Records from a data collection:
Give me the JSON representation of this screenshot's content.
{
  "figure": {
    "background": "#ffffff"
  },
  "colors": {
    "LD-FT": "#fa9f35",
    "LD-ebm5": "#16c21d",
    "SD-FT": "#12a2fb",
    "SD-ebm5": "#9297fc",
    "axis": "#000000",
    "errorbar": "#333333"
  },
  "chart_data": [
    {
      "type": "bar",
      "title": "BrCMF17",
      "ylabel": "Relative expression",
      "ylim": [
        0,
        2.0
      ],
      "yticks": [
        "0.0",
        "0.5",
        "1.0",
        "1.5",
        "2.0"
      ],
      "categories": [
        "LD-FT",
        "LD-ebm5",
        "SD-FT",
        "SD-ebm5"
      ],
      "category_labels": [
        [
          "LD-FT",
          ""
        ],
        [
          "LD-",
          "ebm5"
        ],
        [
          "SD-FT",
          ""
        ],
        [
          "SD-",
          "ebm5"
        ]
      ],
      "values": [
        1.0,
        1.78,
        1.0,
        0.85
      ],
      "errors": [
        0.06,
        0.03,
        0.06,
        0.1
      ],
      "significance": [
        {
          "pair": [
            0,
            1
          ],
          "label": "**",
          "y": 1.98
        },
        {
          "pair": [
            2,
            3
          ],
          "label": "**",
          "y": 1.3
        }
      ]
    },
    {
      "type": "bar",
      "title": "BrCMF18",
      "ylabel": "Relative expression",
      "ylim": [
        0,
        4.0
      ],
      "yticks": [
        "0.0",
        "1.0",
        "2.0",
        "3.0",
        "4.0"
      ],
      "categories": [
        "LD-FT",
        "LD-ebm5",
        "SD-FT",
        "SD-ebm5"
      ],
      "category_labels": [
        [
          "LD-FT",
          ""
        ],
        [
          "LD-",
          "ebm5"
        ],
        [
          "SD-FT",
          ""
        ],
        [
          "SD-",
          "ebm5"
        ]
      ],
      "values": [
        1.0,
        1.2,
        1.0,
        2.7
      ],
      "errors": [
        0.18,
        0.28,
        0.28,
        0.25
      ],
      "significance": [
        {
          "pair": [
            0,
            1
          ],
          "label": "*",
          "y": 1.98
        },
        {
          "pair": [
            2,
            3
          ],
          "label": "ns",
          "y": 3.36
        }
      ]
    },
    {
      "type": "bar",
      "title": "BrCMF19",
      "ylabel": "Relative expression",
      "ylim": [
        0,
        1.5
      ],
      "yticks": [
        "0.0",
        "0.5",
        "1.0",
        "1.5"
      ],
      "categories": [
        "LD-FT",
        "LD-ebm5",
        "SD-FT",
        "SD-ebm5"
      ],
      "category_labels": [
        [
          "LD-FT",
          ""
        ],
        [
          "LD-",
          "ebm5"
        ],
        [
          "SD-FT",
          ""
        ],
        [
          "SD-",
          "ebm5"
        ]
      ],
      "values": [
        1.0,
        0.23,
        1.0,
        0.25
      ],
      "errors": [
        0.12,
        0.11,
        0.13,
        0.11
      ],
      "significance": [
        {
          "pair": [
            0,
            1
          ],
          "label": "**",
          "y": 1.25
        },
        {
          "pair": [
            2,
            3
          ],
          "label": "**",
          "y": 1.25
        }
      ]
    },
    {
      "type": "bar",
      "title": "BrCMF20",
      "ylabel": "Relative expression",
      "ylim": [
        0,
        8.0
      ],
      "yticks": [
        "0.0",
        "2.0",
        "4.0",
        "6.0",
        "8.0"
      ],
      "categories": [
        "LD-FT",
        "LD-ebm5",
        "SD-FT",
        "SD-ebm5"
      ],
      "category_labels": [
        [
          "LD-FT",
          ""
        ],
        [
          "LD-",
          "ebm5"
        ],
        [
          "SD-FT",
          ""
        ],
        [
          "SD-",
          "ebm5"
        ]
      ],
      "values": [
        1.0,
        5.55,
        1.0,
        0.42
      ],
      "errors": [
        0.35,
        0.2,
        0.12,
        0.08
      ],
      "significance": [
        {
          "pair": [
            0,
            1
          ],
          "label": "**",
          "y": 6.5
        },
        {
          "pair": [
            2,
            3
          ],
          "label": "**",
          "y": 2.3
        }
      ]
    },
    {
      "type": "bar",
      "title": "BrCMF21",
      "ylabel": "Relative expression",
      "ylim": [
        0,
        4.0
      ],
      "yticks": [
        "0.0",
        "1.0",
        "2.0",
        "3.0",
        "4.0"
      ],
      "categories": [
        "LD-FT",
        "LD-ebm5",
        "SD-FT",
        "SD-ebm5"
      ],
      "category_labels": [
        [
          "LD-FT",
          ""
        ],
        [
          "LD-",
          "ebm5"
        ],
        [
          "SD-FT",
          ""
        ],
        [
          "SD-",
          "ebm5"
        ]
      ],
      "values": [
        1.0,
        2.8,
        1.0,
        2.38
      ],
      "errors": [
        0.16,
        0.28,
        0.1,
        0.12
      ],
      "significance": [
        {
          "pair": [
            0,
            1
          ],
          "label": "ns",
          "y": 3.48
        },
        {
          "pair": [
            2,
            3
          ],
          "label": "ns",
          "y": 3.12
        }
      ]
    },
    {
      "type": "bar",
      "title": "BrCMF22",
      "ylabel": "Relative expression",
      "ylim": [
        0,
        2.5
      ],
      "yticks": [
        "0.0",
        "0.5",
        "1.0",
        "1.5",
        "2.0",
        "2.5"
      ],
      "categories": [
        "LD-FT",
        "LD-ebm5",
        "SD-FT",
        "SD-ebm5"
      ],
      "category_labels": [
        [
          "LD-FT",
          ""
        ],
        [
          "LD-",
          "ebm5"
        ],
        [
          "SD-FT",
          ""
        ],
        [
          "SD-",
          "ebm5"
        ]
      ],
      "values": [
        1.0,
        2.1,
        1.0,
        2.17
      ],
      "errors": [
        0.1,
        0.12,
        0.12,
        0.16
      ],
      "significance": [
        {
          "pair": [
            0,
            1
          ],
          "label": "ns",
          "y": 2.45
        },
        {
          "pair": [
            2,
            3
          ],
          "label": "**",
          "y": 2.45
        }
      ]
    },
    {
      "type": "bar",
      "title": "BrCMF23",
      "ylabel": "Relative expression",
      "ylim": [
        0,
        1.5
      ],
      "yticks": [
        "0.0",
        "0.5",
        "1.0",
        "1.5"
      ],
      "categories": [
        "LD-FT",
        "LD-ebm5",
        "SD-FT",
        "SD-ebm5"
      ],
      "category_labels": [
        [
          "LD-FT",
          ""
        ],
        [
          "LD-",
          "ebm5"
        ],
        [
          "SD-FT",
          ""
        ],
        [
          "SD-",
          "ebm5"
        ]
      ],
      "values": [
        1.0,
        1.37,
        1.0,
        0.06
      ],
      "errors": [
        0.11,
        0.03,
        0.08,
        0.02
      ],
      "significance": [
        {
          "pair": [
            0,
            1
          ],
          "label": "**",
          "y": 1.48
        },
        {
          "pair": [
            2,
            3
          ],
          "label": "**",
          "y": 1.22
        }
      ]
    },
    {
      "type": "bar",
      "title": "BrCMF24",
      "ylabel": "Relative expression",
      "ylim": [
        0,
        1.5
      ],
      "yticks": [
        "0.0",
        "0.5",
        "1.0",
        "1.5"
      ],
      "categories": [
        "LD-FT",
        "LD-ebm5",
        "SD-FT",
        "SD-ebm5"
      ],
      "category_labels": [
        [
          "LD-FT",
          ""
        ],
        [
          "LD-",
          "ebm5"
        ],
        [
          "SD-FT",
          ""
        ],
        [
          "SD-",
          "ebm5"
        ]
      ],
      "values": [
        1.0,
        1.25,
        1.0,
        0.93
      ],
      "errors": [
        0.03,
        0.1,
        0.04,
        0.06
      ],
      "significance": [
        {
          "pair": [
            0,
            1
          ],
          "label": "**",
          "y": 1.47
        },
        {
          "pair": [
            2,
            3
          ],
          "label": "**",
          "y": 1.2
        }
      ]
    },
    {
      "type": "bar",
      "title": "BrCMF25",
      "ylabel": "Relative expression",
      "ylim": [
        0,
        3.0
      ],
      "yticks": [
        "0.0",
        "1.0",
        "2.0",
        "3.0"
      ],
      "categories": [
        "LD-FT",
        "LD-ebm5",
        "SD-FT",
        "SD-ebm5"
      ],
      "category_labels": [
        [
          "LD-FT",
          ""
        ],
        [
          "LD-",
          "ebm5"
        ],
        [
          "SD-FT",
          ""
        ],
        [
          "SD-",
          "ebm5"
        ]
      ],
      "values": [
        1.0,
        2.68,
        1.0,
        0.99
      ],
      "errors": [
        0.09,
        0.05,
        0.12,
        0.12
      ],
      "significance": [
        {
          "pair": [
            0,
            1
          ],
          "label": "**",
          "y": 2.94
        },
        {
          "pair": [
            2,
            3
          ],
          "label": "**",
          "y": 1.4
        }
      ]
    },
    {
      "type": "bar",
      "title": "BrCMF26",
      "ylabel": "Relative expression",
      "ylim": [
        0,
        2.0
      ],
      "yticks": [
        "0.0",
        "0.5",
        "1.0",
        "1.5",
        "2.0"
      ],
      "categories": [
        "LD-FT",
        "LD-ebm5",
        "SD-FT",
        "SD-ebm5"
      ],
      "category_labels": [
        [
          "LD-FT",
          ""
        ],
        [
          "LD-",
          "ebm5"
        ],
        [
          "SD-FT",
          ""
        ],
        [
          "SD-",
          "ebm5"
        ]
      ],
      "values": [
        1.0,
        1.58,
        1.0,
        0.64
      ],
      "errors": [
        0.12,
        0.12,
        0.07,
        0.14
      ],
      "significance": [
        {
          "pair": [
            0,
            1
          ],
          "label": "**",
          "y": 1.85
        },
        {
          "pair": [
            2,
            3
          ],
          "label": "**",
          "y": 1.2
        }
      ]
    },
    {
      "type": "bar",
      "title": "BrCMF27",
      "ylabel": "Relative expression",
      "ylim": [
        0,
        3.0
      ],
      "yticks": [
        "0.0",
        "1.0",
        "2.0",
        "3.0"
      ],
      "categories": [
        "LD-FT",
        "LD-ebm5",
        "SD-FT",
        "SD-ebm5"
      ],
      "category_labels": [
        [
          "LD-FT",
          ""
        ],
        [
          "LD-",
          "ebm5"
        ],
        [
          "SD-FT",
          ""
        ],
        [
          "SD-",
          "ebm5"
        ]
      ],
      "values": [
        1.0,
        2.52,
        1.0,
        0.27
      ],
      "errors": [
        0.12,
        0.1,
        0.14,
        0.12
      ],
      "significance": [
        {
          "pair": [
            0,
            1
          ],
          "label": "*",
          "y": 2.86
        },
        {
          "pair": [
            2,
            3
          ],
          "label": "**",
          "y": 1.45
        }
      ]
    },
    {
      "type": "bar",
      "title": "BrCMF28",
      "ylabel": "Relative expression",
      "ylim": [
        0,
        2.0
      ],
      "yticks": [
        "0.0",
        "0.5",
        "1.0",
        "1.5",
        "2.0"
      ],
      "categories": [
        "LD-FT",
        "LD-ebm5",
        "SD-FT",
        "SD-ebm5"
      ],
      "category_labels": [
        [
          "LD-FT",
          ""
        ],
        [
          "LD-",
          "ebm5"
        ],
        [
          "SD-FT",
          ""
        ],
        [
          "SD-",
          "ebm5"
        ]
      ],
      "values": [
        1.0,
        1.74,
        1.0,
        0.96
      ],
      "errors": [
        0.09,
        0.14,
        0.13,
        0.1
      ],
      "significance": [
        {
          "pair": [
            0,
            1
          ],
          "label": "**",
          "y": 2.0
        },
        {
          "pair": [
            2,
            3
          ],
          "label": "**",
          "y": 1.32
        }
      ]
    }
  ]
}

• Given instruction: Determine the number of lines in the listing that contain the string "title". Write that number and nothing else.

• Finished exercise: 12